To do:
Omit any picture, and return the remaining data exactly as written.

Saved data entries:
— Start —

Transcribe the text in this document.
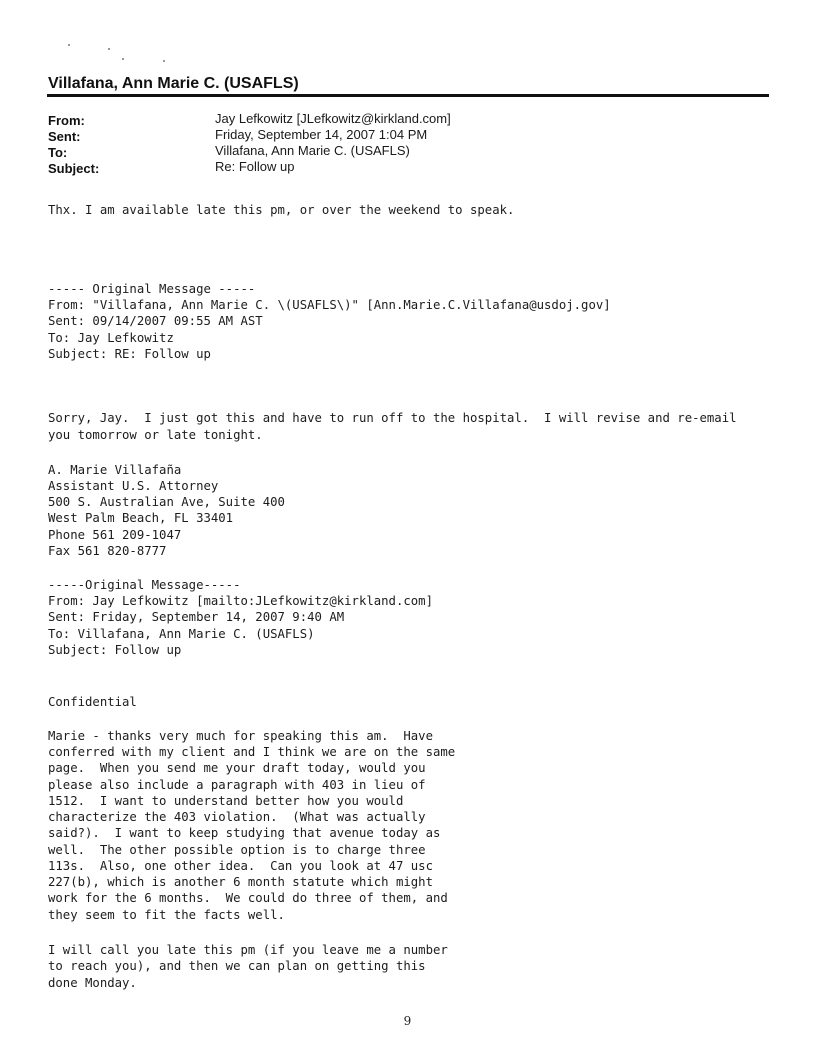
Villafana, Ann Marie C. (USAFLS)
From:	Jay Lefkowitz [JLefkowitz@kirkland.com]
Sent:	Friday, September 14, 2007 1:04 PM
To:	Villafana, Ann Marie C. (USAFLS)
Subject:	Re: Follow up
Thx. I am available late this pm, or over the weekend to speak.
----- Original Message -----
From: "Villafana, Ann Marie C. \(USAFLS\)" [Ann.Marie.C.Villafana@usdoj.gov]
Sent: 09/14/2007 09:55 AM AST
To: Jay Lefkowitz
Subject: RE: Follow up
Sorry, Jay.  I just got this and have to run off to the hospital.  I will revise and re-email
you tomorrow or late tonight.
A. Marie Villafaña
Assistant U.S. Attorney
500 S. Australian Ave, Suite 400
West Palm Beach, FL 33401
Phone 561 209-1047
Fax 561 820-8777
-----Original Message-----
From: Jay Lefkowitz [mailto:JLefkowitz@kirkland.com]
Sent: Friday, September 14, 2007 9:40 AM
To: Villafana, Ann Marie C. (USAFLS)
Subject: Follow up
Confidential
Marie - thanks very much for speaking this am.  Have
conferred with my client and I think we are on the same
page.  When you send me your draft today, would you
please also include a paragraph with 403 in lieu of
1512.  I want to understand better how you would
characterize the 403 violation.  (What was actually
said?).  I want to keep studying that avenue today as
well.  The other possible option is to charge three
113s.  Also, one other idea.  Can you look at 47 usc
227(b), which is another 6 month statute which might
work for the 6 months.  We could do three of them, and
they seem to fit the facts well.
I will call you late this pm (if you leave me a number
to reach you), and then we can plan on getting this
done Monday.
9
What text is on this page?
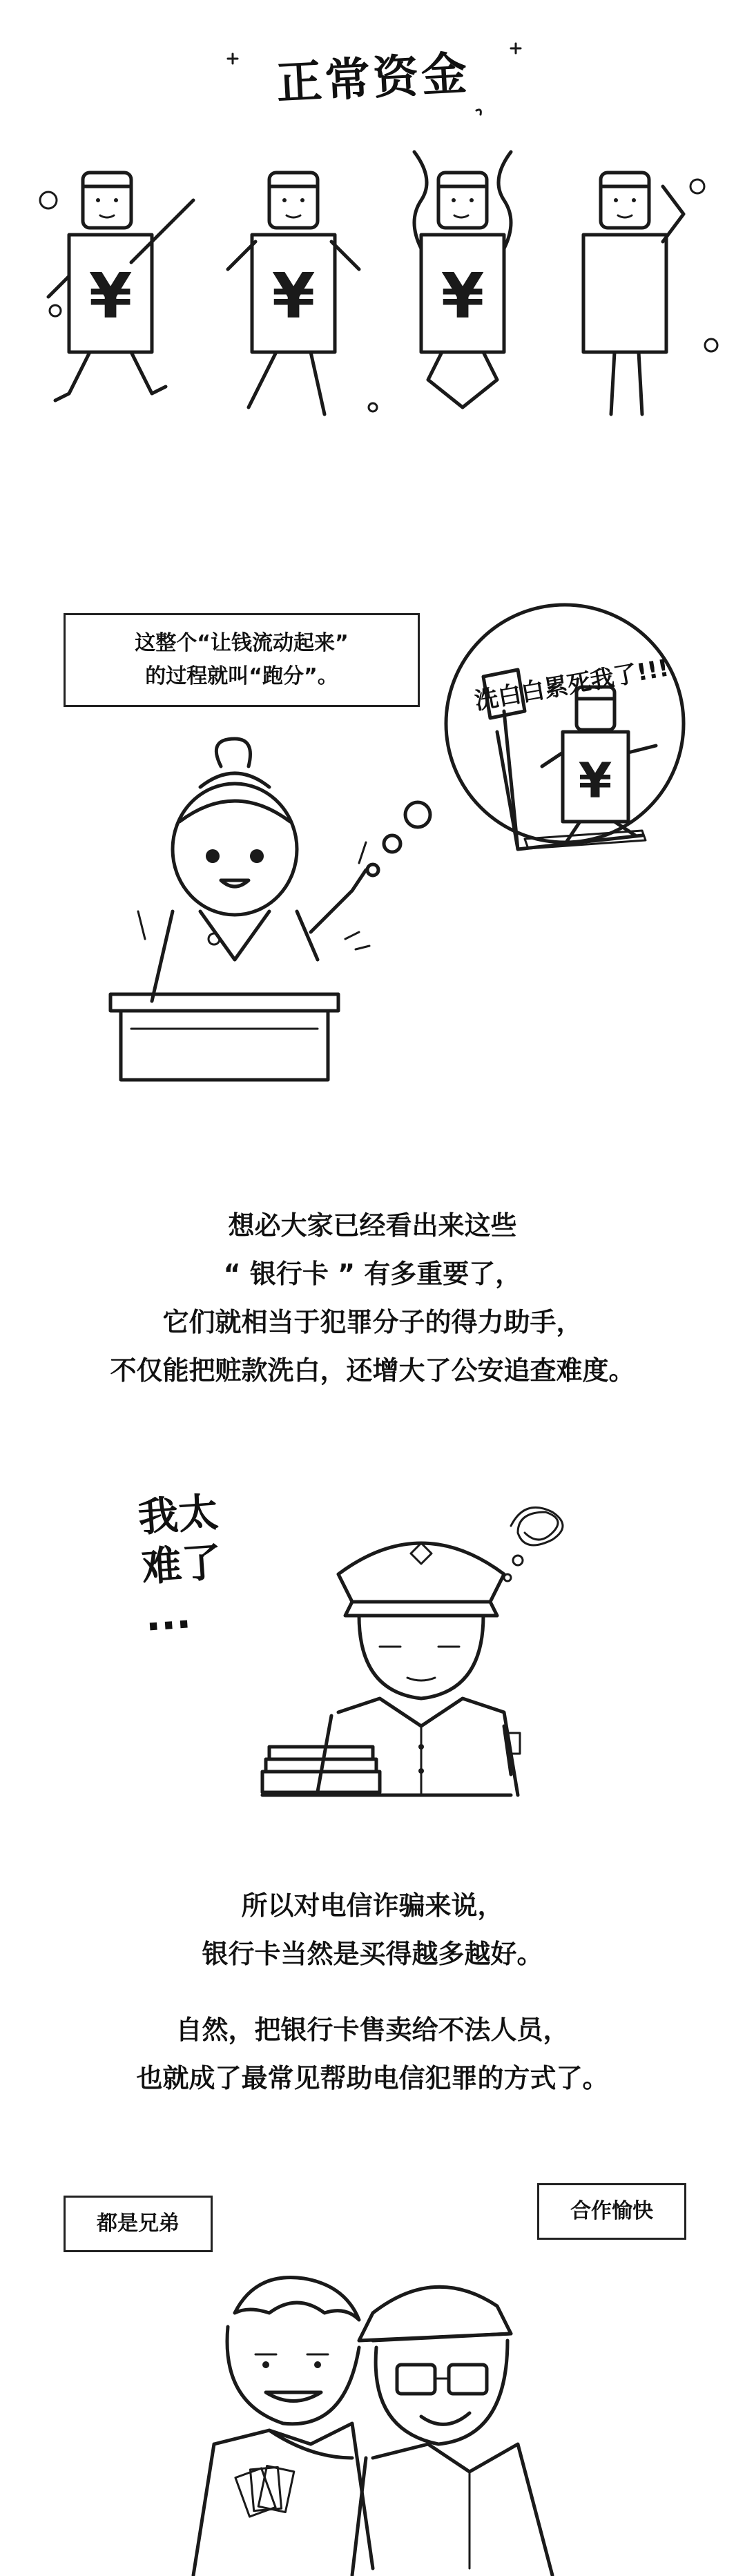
正常资金
¥ ¥ ¥ ¥
这整个“让钱流动起来”
的过程就叫“跑分”。
¥
洗白白累死我了!!!
想必大家已经看出来这些
“ 银行卡 ” 有多重要了，
它们就相当于犯罪分子的得力助手，
不仅能把赃款洗白，还增大了公安追查难度。
我太
难了
...
所以对电信诈骗来说，
银行卡当然是买得越多越好。
自然，把银行卡售卖给不法人员，
也就成了最常见帮助电信犯罪的方式了。
都是兄弟
合作愉快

— End —

Worked answer:
Transcribe the text in this document.
Villafana, Ann Marie C. (USAFLS)
From:	Jay Lefkowitz [JLefkowitz@kirkland.com]
Sent:	Friday, September 14, 2007 1:04 PM
To:	Villafana, Ann Marie C. (USAFLS)
Subject:	Re: Follow up
Thx. I am available late this pm, or over the weekend to speak.
----- Original Message -----
From: "Villafana, Ann Marie C. \(USAFLS\)" [Ann.Marie.C.Villafana@usdoj.gov]
Sent: 09/14/2007 09:55 AM AST
To: Jay Lefkowitz
Subject: RE: Follow up
Sorry, Jay.  I just got this and have to run off to the hospital.  I will revise and re-email
you tomorrow or late tonight.
A. Marie Villafaña
Assistant U.S. Attorney
500 S. Australian Ave, Suite 400
West Palm Beach, FL 33401
Phone 561 209-1047
Fax 561 820-8777
-----Original Message-----
From: Jay Lefkowitz [mailto:JLefkowitz@kirkland.com]
Sent: Friday, September 14, 2007 9:40 AM
To: Villafana, Ann Marie C. (USAFLS)
Subject: Follow up
Confidential
Marie - thanks very much for speaking this am.  Have
conferred with my client and I think we are on the same
page.  When you send me your draft today, would you
please also include a paragraph with 403 in lieu of
1512.  I want to understand better how you would
characterize the 403 violation.  (What was actually
said?).  I want to keep studying that avenue today as
well.  The other possible option is to charge three
113s.  Also, one other idea.  Can you look at 47 usc
227(b), which is another 6 month statute which might
work for the 6 months.  We could do three of them, and
they seem to fit the facts well.
I will call you late this pm (if you leave me a number
to reach you), and then we can plan on getting this
done Monday.
9
What text is on this page?
正常资金
¥ ¥ ¥ ¥
这整个“让钱流动起来”
的过程就叫“跑分”。
¥
洗白白累死我了!!!
想必大家已经看出来这些
“ 银行卡 ” 有多重要了，
它们就相当于犯罪分子的得力助手，
不仅能把赃款洗白，还增大了公安追查难度。
我太
难了
...
所以对电信诈骗来说，
银行卡当然是买得越多越好。
自然，把银行卡售卖给不法人员，
也就成了最常见帮助电信犯罪的方式了。
都是兄弟
合作愉快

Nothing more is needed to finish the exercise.